In the listing below, find every line containing "pictorially" and copy it out.

**** Information given

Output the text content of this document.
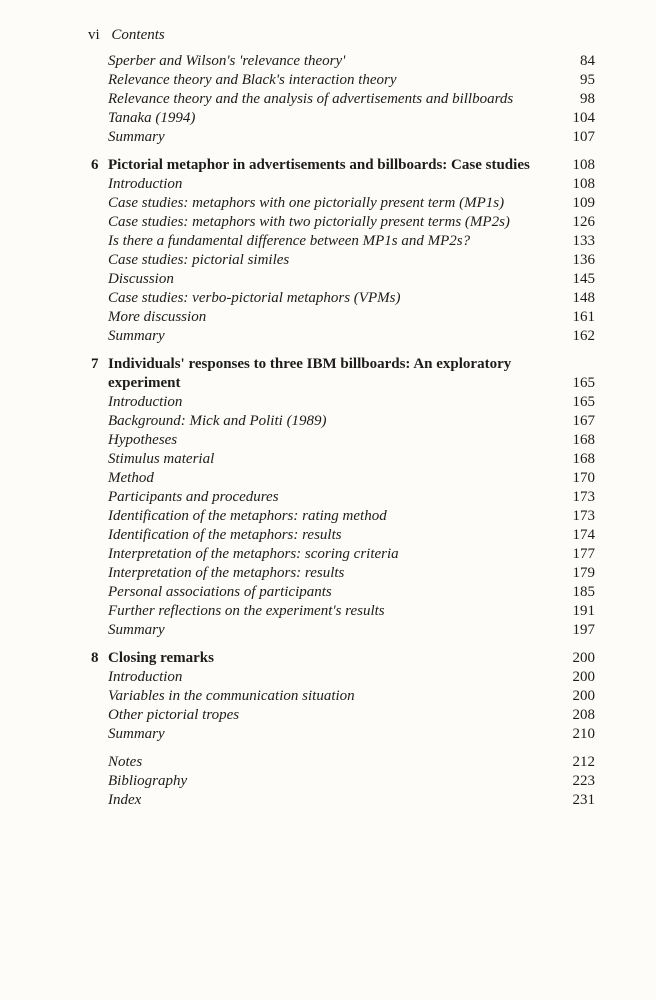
vi Contents
Sperber and Wilson's 'relevance theory'	84
Relevance theory and Black's interaction theory	95
Relevance theory and the analysis of advertisements and billboards	98
Tanaka (1994)	104
Summary	107
6 Pictorial metaphor in advertisements and billboards: Case studies	108
Introduction	108
Case studies: metaphors with one pictorially present term (MP1s)	109
Case studies: metaphors with two pictorially present terms (MP2s)	126
Is there a fundamental difference between MP1s and MP2s?	133
Case studies: pictorial similes	136
Discussion	145
Case studies: verbo-pictorial metaphors (VPMs)	148
More discussion	161
Summary	162
7 Individuals' responses to three IBM billboards: An exploratory
experiment	165
Introduction	165
Background: Mick and Politi (1989)	167
Hypotheses	168
Stimulus material	168
Method	170
Participants and procedures	173
Identification of the metaphors: rating method	173
Identification of the metaphors: results	174
Interpretation of the metaphors: scoring criteria	177
Interpretation of the metaphors: results	179
Personal associations of participants	185
Further reflections on the experiment's results	191
Summary	197
8 Closing remarks	200
Introduction	200
Variables in the communication situation	200
Other pictorial tropes	208
Summary	210
Notes	212
Bibliography	223
Index	231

********

Solution for this exercise =
Case studies: metaphors with one pictorially present term (MP1s)	109
Case studies: metaphors with two pictorially present terms (MP2s)	126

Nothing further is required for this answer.